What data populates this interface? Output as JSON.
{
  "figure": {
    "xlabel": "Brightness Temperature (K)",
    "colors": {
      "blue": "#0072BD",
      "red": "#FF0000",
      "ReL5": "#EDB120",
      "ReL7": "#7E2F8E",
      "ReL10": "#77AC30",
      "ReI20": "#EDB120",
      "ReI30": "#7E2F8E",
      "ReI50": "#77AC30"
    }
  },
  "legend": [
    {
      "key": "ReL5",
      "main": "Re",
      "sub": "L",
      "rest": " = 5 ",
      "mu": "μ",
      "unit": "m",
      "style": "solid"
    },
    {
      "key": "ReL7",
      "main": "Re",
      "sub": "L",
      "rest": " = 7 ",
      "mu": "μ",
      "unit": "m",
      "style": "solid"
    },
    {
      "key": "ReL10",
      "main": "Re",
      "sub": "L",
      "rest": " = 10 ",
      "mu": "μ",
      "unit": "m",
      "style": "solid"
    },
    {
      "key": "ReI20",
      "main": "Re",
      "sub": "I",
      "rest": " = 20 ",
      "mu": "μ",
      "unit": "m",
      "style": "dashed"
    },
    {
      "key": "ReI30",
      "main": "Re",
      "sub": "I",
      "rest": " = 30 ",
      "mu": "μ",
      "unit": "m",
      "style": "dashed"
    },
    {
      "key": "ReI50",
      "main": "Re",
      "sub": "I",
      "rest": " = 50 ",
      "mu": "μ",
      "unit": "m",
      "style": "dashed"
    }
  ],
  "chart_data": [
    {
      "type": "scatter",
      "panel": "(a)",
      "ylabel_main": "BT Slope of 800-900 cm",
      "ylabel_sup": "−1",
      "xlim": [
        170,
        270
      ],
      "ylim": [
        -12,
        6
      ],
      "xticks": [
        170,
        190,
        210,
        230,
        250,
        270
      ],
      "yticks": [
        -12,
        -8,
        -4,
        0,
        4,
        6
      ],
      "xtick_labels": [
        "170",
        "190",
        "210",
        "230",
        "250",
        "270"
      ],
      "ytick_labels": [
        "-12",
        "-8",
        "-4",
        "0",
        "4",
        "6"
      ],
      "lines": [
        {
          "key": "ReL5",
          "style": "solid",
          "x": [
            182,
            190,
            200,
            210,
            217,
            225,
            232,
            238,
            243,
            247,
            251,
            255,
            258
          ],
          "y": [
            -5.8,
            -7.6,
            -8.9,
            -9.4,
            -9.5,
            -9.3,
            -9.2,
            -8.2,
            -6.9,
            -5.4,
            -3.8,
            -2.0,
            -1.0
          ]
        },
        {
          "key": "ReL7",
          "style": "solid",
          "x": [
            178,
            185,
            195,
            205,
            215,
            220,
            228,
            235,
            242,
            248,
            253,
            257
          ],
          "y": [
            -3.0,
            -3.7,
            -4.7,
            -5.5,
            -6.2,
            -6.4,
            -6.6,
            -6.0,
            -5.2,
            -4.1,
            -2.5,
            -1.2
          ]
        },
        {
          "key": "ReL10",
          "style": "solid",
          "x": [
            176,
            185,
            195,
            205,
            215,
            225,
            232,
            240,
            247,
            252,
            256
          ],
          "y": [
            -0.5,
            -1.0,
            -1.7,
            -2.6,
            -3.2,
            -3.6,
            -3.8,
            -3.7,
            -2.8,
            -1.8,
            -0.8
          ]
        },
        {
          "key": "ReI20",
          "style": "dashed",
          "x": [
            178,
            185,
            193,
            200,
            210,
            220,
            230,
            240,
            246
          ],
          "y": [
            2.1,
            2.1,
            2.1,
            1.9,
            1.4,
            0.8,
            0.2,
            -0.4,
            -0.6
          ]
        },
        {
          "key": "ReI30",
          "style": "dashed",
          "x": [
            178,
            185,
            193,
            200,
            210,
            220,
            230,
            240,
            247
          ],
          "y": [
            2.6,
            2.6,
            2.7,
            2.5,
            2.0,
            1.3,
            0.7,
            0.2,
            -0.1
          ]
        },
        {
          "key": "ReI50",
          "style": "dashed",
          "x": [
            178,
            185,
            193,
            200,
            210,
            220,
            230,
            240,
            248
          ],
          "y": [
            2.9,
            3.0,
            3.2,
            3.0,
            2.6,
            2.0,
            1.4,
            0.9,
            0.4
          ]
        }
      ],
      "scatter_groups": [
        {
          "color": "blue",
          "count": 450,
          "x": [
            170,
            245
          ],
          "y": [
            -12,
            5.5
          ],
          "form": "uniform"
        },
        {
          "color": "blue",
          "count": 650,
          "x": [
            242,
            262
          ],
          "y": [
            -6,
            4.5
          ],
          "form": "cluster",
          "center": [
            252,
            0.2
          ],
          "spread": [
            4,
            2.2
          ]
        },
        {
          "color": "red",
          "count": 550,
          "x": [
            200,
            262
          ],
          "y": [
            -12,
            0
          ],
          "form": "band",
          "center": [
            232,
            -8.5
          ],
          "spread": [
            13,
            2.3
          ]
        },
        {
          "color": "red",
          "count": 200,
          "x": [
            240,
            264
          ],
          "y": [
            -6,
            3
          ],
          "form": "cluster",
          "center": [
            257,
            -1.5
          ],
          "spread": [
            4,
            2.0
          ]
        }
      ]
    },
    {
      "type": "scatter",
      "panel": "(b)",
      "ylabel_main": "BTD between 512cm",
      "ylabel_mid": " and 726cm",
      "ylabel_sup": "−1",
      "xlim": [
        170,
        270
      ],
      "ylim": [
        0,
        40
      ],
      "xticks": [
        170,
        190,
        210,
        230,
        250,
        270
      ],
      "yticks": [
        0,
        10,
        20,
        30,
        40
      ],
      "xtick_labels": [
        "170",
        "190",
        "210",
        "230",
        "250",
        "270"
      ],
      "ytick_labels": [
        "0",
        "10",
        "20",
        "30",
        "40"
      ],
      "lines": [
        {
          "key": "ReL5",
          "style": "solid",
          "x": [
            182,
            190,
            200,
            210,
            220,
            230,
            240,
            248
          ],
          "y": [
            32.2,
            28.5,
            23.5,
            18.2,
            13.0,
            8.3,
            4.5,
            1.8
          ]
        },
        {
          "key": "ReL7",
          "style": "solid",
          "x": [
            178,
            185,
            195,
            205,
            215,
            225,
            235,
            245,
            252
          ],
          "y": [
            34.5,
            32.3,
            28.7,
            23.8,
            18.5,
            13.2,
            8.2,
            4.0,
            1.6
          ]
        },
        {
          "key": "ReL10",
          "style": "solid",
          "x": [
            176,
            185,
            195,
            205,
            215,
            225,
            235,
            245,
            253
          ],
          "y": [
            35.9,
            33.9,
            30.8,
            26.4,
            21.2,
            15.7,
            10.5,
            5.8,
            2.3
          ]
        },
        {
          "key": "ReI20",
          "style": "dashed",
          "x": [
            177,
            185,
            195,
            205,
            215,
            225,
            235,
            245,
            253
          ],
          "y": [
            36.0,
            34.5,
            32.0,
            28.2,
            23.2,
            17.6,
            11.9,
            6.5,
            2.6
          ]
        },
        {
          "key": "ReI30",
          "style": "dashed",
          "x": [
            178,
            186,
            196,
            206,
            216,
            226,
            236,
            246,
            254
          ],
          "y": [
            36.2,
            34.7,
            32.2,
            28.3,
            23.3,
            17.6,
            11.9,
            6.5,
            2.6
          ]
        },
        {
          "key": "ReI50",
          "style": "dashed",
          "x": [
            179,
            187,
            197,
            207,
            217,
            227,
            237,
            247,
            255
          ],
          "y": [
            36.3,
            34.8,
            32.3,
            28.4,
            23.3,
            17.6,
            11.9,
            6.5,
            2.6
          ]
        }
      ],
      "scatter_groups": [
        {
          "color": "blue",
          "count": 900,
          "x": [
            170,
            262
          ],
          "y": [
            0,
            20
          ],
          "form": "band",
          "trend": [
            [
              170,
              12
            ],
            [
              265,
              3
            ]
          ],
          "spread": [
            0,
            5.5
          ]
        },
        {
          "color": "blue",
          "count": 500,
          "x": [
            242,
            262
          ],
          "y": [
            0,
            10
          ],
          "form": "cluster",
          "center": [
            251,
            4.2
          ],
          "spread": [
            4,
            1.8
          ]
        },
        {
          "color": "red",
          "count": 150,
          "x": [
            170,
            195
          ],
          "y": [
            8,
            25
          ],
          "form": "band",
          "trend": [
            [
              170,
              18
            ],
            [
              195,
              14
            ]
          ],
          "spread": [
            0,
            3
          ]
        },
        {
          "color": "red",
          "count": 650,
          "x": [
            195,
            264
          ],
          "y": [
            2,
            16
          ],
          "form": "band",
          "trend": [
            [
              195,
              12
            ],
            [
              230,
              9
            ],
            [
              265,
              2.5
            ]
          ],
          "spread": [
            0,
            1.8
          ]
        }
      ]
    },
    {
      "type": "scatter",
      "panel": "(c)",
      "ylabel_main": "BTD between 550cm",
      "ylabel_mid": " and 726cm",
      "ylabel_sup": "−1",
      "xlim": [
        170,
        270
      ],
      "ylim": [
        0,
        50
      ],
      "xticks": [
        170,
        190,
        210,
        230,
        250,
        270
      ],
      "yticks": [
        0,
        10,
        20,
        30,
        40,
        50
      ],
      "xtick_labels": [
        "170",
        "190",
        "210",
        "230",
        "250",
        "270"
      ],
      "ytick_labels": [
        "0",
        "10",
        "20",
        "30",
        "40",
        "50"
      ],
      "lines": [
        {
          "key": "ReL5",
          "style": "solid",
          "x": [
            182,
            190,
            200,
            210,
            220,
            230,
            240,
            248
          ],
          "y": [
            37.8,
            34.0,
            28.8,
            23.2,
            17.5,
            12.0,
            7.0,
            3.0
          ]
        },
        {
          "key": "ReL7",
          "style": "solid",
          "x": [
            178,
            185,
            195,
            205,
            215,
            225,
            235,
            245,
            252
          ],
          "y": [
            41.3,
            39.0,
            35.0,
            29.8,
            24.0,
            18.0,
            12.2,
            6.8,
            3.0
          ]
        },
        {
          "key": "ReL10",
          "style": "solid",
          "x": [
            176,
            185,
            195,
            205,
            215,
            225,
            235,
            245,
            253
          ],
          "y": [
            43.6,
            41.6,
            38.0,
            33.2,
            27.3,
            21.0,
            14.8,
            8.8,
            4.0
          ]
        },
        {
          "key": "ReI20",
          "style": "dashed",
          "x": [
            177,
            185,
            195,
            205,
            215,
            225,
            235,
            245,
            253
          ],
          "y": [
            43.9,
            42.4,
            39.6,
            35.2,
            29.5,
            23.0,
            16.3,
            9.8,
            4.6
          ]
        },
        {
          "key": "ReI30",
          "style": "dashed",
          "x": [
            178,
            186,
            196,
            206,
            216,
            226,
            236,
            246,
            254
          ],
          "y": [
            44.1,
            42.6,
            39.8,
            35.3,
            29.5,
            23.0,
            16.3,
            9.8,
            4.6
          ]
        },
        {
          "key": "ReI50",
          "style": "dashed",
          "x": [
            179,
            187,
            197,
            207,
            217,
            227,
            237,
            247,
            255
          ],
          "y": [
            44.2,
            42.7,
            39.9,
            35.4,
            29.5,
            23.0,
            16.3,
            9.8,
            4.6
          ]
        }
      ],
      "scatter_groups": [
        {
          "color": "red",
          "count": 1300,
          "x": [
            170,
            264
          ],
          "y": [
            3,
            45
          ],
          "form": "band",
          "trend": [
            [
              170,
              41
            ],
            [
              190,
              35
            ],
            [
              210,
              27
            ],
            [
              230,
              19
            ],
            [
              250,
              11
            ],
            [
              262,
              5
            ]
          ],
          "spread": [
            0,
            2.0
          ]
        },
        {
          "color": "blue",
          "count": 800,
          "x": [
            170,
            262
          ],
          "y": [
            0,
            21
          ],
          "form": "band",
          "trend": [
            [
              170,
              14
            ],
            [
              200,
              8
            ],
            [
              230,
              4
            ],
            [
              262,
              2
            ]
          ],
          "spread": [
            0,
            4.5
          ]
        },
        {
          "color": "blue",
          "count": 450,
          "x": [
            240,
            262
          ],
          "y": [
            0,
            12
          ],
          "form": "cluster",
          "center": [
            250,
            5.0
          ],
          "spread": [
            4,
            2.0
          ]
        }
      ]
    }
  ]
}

==============================

**What is being asked:**
Show all lines in the entries above where the word "count" appears.

**Result of the task:**
          "count": 450,
          "count": 650,
          "count": 550,
          "count": 200,
          "count": 900,
          "count": 500,
          "count": 150,
          "count": 650,
          "count": 1300,
          "count": 800,
          "count": 450,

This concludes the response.